TO BE DONE -
Locate each line containing the string "السنة" and copy it out.

____ GIVEN DATA

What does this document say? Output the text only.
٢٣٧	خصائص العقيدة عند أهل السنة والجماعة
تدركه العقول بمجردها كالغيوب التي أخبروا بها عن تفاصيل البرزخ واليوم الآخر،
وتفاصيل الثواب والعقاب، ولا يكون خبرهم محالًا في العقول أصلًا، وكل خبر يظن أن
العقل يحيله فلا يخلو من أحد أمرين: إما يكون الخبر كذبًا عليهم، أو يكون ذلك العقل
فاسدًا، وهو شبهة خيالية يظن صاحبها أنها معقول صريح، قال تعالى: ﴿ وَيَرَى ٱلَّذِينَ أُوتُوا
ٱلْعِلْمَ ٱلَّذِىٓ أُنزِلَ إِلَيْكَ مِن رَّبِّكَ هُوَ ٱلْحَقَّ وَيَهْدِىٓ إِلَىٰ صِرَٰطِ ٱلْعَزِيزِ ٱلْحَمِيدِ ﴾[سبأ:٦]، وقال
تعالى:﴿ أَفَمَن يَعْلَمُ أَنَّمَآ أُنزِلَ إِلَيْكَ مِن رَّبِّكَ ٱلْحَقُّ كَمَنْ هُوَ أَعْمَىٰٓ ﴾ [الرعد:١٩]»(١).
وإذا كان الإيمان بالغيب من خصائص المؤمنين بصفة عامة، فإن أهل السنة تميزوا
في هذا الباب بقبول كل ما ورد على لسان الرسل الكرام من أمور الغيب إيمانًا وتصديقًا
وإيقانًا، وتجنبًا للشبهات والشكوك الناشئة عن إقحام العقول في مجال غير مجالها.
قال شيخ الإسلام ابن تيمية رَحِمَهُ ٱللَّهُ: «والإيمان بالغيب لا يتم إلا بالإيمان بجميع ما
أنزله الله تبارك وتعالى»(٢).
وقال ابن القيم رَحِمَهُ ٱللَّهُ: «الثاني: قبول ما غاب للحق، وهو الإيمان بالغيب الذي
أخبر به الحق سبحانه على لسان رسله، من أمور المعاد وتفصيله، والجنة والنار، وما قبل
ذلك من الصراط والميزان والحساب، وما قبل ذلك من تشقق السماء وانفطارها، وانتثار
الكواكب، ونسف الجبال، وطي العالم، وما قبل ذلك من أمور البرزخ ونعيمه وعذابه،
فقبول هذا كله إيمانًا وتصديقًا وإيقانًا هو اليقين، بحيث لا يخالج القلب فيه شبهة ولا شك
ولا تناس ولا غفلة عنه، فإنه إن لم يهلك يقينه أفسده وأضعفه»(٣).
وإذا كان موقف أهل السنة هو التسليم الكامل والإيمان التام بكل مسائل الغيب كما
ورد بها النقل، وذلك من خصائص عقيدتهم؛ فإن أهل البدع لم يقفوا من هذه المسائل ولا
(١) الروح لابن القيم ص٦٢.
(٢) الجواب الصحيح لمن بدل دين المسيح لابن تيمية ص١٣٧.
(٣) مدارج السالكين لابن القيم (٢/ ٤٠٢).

________

EXERCISE RESULT -
٢٣٧	خصائص العقيدة عند أهل السنة والجماعة
وإذا كان الإيمان بالغيب من خصائص المؤمنين بصفة عامة، فإن أهل السنة تميزوا
وإذا كان موقف أهل السنة هو التسليم الكامل والإيمان التام بكل مسائل الغيب كما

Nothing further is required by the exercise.